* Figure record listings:
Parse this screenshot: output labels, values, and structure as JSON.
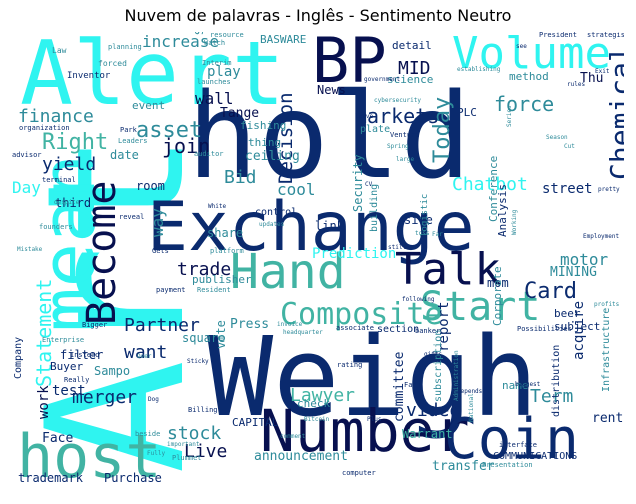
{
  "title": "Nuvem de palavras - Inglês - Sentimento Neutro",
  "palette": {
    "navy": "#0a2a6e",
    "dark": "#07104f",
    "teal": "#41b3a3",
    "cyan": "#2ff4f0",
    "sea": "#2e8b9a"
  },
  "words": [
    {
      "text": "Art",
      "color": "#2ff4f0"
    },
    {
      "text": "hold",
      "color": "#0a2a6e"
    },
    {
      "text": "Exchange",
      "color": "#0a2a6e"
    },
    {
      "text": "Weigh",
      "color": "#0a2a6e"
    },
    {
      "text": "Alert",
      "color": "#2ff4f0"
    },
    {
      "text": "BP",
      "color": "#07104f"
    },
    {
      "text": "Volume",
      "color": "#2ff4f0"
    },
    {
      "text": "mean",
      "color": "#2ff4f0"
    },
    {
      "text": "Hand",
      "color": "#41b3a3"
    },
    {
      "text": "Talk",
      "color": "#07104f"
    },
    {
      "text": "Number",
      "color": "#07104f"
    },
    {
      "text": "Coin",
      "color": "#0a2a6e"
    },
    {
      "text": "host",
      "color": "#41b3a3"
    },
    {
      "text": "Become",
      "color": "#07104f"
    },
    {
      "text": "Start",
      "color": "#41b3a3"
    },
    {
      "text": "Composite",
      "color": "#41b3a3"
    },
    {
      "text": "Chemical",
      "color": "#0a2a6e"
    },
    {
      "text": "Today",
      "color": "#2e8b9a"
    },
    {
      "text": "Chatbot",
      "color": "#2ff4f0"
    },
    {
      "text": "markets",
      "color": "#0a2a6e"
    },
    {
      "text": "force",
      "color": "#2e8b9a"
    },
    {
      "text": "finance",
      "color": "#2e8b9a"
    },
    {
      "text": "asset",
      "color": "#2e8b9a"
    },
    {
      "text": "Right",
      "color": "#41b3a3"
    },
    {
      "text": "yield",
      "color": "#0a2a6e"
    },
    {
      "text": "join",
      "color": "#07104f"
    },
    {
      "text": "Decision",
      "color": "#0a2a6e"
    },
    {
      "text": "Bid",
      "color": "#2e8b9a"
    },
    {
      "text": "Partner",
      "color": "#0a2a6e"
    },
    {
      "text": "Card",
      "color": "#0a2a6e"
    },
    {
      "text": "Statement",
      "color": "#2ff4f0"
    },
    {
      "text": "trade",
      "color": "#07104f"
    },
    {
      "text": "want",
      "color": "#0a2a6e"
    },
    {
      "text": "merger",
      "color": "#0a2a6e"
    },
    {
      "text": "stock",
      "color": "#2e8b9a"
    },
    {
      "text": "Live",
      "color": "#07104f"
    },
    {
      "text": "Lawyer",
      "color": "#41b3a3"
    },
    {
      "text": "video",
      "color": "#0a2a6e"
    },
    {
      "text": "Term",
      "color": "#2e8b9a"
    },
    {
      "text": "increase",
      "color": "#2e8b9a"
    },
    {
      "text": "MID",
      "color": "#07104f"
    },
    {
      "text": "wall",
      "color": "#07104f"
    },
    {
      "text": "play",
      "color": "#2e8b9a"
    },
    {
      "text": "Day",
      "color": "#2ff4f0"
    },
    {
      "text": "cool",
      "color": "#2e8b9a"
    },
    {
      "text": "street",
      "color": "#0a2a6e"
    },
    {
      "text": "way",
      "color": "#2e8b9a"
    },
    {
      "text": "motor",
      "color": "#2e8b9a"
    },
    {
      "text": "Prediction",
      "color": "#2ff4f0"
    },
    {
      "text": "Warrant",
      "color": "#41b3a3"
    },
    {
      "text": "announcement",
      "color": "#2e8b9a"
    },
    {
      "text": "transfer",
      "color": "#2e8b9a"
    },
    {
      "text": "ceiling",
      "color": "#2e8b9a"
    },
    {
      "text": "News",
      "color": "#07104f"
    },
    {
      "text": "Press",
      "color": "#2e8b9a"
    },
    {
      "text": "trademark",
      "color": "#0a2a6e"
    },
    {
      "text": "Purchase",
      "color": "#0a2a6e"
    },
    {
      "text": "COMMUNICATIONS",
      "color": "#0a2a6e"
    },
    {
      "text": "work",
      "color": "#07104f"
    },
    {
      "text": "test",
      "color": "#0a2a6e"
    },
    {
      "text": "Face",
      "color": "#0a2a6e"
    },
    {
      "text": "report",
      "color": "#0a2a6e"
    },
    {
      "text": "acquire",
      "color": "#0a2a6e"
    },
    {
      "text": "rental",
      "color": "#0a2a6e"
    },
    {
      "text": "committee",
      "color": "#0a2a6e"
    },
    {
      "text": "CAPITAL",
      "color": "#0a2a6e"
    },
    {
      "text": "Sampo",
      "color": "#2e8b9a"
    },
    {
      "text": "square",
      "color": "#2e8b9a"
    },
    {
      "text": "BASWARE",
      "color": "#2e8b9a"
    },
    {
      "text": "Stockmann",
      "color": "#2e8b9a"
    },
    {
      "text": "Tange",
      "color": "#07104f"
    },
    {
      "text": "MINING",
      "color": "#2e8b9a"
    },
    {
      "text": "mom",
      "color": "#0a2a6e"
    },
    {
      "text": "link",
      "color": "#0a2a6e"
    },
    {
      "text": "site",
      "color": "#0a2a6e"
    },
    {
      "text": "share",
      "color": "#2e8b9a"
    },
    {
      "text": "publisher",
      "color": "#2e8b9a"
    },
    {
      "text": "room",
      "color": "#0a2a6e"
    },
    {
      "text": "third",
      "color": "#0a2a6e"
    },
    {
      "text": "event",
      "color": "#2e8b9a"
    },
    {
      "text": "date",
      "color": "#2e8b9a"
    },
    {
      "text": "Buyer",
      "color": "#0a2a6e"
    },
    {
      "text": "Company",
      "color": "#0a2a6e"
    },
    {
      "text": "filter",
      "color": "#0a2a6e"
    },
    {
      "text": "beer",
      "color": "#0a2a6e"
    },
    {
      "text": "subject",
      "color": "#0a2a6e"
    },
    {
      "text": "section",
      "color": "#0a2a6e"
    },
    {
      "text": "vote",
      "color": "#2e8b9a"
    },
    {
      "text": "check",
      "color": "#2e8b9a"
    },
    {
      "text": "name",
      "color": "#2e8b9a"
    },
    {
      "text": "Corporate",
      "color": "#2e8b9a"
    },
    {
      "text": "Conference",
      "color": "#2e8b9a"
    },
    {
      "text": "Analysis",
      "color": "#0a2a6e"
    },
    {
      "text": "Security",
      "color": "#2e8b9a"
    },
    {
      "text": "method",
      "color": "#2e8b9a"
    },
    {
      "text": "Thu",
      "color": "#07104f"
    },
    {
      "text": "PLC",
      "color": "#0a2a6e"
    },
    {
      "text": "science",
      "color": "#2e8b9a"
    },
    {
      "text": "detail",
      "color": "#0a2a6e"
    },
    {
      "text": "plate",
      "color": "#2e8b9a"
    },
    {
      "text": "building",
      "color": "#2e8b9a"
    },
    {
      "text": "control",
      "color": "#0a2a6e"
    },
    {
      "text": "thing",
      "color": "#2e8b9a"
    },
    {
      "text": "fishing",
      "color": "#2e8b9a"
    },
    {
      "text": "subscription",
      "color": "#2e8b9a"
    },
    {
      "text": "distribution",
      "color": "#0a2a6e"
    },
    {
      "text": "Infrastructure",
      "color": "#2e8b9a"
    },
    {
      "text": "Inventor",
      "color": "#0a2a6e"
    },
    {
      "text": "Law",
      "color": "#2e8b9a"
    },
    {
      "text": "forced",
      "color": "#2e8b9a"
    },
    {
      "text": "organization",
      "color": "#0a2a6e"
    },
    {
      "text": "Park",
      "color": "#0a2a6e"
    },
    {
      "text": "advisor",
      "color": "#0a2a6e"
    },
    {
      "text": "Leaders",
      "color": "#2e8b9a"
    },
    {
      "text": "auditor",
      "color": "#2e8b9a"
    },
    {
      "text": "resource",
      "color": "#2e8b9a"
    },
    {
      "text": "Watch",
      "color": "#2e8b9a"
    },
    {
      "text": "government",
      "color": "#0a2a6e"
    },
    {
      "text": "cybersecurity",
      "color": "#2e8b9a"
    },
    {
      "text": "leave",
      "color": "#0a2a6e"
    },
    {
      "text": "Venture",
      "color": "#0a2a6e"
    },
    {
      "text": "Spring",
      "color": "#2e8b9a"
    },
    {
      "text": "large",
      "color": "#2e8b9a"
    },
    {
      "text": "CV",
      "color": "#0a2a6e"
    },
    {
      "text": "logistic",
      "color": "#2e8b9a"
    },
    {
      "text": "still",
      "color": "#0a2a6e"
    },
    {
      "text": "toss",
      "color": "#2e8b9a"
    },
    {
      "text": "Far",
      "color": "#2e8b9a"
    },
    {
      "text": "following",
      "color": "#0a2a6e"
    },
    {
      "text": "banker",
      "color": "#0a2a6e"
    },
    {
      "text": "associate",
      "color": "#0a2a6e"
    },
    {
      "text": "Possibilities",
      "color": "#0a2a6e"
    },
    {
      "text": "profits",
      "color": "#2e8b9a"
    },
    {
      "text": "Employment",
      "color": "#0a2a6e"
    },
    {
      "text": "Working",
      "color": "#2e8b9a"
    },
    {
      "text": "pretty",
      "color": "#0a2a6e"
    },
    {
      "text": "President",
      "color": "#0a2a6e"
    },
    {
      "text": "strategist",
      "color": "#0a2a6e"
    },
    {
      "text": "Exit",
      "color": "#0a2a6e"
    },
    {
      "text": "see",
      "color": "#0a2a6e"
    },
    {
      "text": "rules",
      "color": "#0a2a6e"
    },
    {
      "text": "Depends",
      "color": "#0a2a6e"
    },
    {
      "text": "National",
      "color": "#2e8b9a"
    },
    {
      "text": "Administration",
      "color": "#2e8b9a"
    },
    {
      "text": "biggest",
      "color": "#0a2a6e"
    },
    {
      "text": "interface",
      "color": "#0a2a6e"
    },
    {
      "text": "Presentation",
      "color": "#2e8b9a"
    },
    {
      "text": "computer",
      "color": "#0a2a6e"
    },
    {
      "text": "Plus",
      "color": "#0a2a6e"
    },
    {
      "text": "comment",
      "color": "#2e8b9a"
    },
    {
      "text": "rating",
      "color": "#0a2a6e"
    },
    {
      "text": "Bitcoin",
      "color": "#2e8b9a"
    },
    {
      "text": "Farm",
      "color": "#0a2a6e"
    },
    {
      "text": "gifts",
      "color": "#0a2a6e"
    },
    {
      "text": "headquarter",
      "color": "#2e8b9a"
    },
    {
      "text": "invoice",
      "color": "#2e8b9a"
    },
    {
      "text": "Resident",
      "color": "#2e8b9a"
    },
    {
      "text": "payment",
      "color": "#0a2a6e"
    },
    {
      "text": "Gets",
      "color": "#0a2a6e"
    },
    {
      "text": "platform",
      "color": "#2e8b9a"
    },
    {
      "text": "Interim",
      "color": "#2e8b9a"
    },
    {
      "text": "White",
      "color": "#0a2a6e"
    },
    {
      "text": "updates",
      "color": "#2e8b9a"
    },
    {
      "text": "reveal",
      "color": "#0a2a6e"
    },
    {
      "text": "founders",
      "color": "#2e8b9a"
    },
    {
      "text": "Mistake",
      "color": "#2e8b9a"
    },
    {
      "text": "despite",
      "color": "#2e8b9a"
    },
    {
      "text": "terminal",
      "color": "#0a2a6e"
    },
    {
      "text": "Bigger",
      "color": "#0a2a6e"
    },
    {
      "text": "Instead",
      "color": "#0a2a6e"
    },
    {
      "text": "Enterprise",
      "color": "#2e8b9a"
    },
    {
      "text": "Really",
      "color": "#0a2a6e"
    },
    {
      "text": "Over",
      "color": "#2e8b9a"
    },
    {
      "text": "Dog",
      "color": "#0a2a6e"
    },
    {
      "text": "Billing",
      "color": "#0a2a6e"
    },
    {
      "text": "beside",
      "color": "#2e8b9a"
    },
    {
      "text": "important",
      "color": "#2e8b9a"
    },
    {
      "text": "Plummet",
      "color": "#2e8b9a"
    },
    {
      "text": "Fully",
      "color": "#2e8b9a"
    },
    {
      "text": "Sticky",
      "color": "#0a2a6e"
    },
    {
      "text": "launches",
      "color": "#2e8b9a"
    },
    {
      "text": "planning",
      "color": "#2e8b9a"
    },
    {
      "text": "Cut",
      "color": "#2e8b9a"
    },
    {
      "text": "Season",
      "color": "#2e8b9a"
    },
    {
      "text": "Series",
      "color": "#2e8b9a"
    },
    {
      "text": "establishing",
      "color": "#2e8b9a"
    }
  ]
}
* * *
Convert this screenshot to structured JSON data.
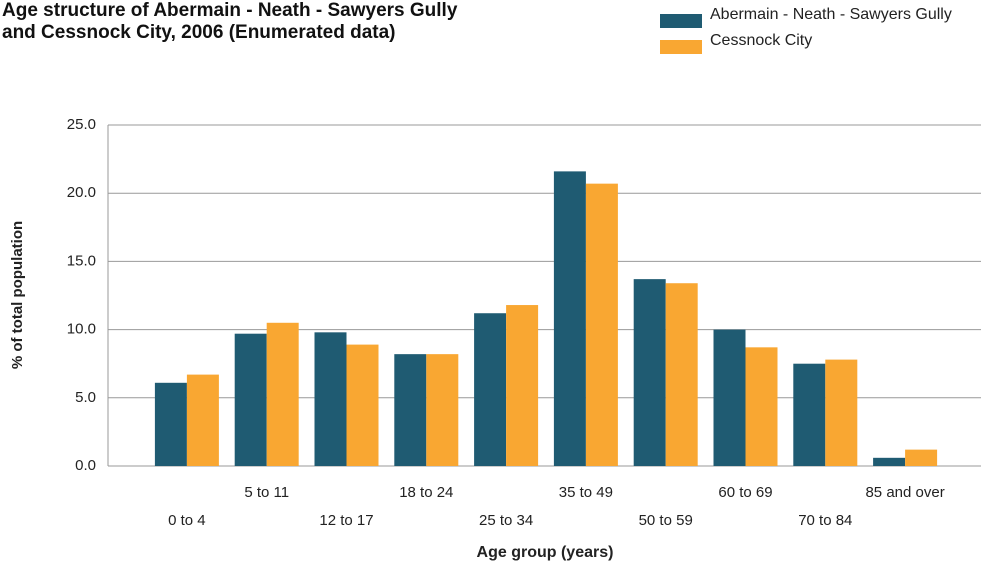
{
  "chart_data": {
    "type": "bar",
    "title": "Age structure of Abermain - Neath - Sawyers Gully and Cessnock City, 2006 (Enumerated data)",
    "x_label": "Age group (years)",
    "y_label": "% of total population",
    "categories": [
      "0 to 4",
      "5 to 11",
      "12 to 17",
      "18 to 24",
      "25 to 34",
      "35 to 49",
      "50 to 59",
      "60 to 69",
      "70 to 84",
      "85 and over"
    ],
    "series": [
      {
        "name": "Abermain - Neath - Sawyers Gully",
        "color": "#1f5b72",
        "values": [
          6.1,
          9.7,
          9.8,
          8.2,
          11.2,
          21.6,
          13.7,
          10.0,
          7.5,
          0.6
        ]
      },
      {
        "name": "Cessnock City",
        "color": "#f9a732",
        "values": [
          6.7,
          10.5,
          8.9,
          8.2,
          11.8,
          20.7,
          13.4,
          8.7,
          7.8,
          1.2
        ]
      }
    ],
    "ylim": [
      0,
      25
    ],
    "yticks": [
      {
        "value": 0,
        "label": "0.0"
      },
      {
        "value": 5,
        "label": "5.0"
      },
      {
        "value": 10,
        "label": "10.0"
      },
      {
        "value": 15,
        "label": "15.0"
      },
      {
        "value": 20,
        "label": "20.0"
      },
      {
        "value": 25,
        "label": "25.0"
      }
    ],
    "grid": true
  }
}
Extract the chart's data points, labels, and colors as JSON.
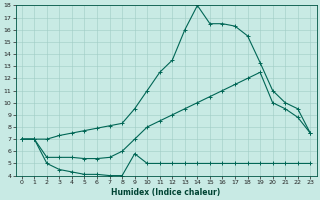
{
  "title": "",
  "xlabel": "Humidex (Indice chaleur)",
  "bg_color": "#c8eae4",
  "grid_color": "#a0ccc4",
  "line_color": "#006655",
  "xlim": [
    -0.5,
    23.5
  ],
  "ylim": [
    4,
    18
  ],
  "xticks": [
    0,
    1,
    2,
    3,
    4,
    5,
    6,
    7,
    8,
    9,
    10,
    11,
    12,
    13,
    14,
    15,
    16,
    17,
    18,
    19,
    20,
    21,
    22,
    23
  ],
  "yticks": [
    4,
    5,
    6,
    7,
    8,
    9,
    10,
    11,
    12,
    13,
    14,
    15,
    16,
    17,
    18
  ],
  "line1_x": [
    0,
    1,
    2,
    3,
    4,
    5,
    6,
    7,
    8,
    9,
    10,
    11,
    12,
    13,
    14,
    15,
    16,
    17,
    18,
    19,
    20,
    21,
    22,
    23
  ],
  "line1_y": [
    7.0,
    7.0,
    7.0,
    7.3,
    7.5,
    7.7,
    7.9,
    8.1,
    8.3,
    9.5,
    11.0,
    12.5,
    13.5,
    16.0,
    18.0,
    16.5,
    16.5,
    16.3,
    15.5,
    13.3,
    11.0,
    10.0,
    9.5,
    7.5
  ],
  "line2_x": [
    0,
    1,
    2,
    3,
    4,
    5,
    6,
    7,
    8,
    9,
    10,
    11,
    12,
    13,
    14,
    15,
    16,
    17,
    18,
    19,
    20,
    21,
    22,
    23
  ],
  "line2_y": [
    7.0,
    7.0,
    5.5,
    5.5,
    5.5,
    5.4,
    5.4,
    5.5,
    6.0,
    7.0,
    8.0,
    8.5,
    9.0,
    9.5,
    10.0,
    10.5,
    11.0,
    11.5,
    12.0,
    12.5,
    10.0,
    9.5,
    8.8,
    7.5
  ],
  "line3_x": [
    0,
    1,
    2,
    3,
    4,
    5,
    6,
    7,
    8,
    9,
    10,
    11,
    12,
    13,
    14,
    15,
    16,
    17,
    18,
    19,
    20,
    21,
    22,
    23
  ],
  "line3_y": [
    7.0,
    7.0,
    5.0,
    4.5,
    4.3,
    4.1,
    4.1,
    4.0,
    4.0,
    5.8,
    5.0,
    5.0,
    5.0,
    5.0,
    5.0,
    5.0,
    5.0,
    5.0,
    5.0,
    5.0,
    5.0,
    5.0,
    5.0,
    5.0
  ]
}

* Task to carry out: List the lines of the records where "this" occurs.

* Finished answer:
Parse this screenshot: output labels, values, and structure as JSON.
Convert this screenshot to structured JSON data.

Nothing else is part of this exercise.